Records from a dataset

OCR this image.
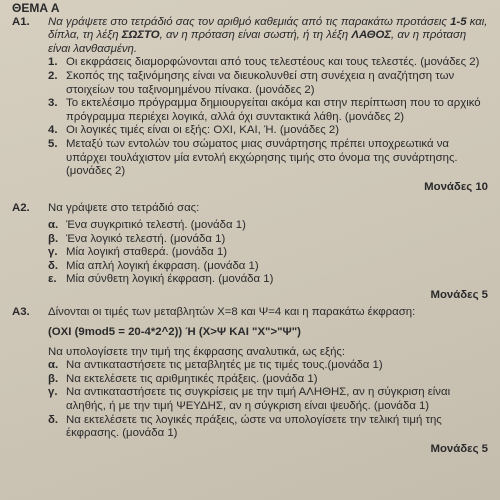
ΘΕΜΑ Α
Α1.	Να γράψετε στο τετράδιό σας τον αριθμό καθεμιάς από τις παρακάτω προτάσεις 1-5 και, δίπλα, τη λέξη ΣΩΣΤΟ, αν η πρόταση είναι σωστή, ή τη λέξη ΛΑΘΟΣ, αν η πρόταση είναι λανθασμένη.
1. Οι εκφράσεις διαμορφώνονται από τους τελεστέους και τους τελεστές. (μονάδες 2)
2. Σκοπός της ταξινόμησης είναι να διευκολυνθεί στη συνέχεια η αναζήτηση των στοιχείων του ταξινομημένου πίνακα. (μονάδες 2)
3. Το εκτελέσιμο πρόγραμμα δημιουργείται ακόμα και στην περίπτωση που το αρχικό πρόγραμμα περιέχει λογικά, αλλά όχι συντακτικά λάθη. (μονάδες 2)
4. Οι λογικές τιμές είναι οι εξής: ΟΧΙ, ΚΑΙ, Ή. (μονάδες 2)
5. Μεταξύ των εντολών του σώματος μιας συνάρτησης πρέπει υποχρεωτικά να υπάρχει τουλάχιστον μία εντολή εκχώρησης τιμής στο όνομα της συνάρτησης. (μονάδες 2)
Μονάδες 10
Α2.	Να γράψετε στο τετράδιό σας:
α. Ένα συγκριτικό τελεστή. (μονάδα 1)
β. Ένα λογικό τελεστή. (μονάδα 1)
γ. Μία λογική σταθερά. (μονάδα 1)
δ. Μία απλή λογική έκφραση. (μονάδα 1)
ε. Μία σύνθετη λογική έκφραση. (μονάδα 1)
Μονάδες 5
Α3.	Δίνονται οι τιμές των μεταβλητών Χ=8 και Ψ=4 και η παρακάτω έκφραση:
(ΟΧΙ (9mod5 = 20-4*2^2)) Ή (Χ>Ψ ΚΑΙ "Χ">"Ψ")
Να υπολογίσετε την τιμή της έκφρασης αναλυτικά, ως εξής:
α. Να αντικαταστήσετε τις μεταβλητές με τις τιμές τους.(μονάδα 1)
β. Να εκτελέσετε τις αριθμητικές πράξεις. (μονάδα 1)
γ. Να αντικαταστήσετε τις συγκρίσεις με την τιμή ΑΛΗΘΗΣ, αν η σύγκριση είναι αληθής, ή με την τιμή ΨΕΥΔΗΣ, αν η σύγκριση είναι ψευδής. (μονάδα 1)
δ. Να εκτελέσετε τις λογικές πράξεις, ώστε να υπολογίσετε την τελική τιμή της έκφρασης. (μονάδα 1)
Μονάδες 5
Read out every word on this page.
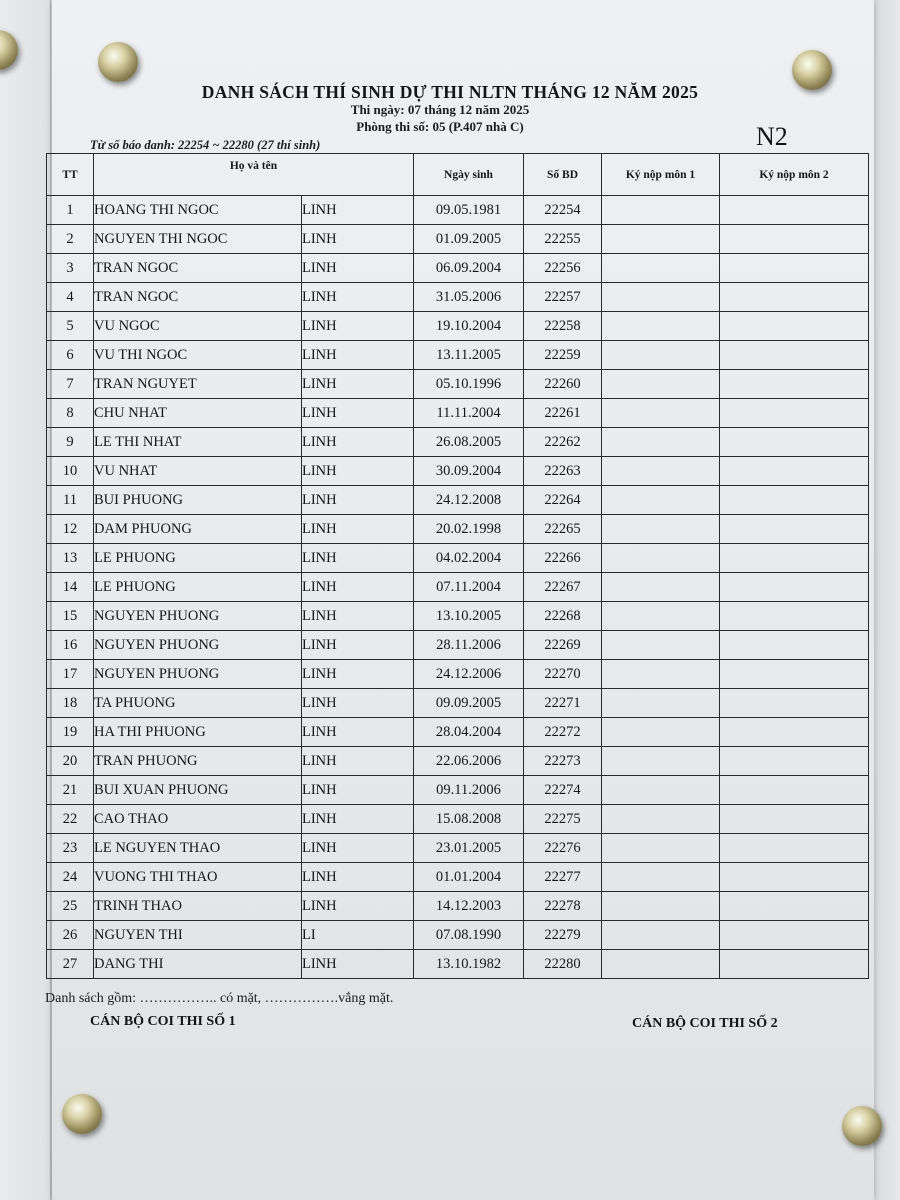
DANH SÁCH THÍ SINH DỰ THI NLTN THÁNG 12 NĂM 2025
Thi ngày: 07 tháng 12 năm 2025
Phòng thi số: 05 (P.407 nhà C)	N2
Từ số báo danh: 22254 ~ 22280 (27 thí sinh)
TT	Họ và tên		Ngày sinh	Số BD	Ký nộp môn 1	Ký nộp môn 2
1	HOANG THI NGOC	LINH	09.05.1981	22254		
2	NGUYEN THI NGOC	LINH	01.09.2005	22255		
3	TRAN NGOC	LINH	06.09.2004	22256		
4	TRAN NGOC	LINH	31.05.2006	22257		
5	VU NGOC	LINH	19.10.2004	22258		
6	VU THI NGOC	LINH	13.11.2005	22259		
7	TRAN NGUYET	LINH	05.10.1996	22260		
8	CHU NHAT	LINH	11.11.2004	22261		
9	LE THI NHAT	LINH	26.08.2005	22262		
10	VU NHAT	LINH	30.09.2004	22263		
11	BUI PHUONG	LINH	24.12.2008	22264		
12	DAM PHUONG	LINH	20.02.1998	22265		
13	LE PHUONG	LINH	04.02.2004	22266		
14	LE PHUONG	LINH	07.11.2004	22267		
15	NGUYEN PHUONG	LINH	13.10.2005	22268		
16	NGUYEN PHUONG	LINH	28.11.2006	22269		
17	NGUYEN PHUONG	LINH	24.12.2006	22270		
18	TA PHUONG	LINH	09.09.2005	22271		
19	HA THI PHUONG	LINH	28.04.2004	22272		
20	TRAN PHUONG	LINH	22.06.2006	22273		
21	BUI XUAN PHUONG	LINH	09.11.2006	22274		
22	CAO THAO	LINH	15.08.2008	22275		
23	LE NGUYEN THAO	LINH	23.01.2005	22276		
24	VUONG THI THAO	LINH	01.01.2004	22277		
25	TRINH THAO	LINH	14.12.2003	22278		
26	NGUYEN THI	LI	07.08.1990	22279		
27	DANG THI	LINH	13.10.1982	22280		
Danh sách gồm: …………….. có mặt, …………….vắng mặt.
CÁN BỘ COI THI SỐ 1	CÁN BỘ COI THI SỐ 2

### What you need to do
Pick out each line containing the string "μονάδα" and copy it.

### Exercise solution
α. Ένα συγκριτικό τελεστή. (μονάδα 1)
β. Ένα λογικό τελεστή. (μονάδα 1)
γ. Μία λογική σταθερά. (μονάδα 1)
δ. Μία απλή λογική έκφραση. (μονάδα 1)
ε. Μία σύνθετη λογική έκφραση. (μονάδα 1)
α. Να αντικαταστήσετε τις μεταβλητές με τις τιμές τους.(μονάδα 1)
β. Να εκτελέσετε τις αριθμητικές πράξεις. (μονάδα 1)
γ. Να αντικαταστήσετε τις συγκρίσεις με την τιμή ΑΛΗΘΗΣ, αν η σύγκριση είναι αληθής, ή με την τιμή ΨΕΥΔΗΣ, αν η σύγκριση είναι ψευδής. (μονάδα 1)
δ. Να εκτελέσετε τις λογικές πράξεις, ώστε να υπολογίσετε την τελική τιμή της έκφρασης. (μονάδα 1)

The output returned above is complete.